— START ROWS —
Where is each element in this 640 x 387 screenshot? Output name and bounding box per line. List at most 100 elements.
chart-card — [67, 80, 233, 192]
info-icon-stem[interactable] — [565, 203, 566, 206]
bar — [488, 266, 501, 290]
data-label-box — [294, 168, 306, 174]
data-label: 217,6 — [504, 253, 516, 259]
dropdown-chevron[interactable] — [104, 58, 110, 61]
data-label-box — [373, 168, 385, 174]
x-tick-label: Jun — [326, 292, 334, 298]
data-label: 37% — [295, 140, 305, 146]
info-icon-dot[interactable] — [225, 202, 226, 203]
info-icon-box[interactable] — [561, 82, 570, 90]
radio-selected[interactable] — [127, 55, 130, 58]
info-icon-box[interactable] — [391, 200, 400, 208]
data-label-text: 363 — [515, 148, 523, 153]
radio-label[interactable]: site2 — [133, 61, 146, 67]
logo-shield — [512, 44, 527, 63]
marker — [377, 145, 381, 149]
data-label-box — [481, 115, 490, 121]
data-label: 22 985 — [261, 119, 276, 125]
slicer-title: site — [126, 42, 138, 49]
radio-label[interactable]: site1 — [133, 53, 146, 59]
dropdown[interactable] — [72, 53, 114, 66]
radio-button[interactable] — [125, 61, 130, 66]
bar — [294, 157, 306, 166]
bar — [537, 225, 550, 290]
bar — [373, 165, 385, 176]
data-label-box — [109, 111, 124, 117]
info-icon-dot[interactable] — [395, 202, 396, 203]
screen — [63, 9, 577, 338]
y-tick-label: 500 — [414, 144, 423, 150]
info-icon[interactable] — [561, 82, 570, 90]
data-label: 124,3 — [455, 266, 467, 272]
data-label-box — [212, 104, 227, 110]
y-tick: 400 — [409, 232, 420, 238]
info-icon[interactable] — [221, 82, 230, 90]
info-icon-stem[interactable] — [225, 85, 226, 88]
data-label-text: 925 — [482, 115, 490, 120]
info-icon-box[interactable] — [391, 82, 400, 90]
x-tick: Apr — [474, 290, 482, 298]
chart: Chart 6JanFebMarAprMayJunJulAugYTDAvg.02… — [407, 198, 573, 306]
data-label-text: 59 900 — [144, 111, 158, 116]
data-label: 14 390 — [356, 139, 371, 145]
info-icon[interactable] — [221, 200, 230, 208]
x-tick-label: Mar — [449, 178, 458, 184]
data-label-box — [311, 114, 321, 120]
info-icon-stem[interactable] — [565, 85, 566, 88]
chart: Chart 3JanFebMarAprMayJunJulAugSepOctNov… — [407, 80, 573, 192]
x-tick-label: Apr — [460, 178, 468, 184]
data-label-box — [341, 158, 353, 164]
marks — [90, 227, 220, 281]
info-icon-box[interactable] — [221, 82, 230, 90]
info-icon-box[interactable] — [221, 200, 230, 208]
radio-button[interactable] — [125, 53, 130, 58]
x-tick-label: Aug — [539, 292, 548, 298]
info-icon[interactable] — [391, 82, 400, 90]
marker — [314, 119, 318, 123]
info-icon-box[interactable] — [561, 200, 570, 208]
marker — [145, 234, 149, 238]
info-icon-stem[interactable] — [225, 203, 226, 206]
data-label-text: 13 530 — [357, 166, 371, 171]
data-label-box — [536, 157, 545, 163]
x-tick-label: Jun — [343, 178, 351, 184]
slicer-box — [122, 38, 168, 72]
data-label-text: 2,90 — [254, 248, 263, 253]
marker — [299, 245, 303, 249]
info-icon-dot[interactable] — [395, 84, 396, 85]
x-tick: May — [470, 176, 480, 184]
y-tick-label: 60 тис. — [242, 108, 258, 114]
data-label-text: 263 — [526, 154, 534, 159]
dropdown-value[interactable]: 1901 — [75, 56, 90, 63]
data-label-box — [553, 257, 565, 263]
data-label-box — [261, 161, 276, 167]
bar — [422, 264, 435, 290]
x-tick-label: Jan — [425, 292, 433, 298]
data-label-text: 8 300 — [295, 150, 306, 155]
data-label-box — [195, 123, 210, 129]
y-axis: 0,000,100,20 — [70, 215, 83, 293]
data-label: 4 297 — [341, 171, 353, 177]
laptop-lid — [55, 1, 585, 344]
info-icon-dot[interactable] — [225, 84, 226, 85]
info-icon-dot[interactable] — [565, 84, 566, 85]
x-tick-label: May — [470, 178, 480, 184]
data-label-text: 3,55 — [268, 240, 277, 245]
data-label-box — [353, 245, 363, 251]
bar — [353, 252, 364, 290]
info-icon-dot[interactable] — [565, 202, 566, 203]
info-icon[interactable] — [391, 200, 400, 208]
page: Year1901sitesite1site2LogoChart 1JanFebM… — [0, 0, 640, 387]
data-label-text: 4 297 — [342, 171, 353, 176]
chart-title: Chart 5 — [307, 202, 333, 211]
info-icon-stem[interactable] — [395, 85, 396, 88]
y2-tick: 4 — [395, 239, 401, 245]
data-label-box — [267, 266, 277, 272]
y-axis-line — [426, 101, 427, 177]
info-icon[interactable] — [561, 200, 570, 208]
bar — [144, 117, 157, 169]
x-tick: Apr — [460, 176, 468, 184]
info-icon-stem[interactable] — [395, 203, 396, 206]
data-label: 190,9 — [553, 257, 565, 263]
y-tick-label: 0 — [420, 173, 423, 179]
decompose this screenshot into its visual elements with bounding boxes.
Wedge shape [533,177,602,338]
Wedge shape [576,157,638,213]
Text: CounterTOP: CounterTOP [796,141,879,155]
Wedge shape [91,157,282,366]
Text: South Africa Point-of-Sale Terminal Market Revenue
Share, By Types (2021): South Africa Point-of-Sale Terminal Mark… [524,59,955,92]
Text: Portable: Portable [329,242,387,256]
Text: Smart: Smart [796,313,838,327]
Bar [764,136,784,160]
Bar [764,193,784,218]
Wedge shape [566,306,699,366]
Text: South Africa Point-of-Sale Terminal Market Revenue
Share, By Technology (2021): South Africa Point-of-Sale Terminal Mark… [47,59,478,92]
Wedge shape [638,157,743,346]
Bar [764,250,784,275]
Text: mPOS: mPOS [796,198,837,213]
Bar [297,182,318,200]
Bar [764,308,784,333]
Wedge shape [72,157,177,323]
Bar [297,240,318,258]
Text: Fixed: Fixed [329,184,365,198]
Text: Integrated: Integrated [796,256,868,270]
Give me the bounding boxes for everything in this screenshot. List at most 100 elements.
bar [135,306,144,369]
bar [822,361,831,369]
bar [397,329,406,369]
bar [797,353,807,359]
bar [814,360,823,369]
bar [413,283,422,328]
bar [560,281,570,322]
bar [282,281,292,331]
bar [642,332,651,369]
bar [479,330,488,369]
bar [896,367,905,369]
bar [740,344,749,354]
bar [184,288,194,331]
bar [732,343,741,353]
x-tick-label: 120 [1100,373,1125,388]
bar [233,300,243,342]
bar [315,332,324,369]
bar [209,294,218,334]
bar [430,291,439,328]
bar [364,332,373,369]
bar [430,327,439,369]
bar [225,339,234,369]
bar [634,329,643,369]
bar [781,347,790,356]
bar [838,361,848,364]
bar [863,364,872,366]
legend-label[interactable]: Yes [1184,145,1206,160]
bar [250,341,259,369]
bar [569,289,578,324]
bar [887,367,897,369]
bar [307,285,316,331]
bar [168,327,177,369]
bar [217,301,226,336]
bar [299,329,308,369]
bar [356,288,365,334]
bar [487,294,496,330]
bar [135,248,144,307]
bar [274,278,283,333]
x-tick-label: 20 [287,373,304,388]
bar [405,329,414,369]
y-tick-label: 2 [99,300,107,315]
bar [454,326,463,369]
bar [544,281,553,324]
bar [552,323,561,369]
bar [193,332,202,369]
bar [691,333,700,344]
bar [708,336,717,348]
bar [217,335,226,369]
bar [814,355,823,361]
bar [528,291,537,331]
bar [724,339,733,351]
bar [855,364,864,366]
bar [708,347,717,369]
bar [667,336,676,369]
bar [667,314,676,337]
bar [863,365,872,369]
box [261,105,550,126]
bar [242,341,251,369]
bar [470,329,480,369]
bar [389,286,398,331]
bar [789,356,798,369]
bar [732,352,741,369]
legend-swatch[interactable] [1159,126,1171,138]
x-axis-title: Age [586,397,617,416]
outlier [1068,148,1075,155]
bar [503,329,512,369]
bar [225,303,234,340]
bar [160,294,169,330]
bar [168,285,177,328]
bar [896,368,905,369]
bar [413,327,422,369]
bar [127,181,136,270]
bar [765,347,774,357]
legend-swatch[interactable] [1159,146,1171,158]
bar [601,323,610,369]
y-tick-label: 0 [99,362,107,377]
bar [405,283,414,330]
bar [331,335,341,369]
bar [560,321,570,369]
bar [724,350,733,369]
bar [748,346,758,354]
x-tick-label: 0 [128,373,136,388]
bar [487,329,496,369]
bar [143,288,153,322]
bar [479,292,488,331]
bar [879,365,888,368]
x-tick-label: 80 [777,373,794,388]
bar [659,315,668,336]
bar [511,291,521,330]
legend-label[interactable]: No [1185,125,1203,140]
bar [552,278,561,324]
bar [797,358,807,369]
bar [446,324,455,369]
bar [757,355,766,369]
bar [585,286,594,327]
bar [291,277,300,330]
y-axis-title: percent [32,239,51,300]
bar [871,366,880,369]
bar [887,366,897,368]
— END ROWS —
**GIVEN TASK:** Please copy out the lines character for character, from the first line through the one containing "data-label: 37% — [295, 140, 305, 146]", both included.

**RESULT BELOW:**
Where is each element in this 640 x 387 screenshot? Output name and bounding box per line. List at most 100 elements.
chart-card — [67, 80, 233, 192]
info-icon-stem[interactable] — [565, 203, 566, 206]
bar — [488, 266, 501, 290]
data-label-box — [294, 168, 306, 174]
data-label: 217,6 — [504, 253, 516, 259]
dropdown-chevron[interactable] — [104, 58, 110, 61]
data-label-box — [373, 168, 385, 174]
x-tick-label: Jun — [326, 292, 334, 298]
data-label: 37% — [295, 140, 305, 146]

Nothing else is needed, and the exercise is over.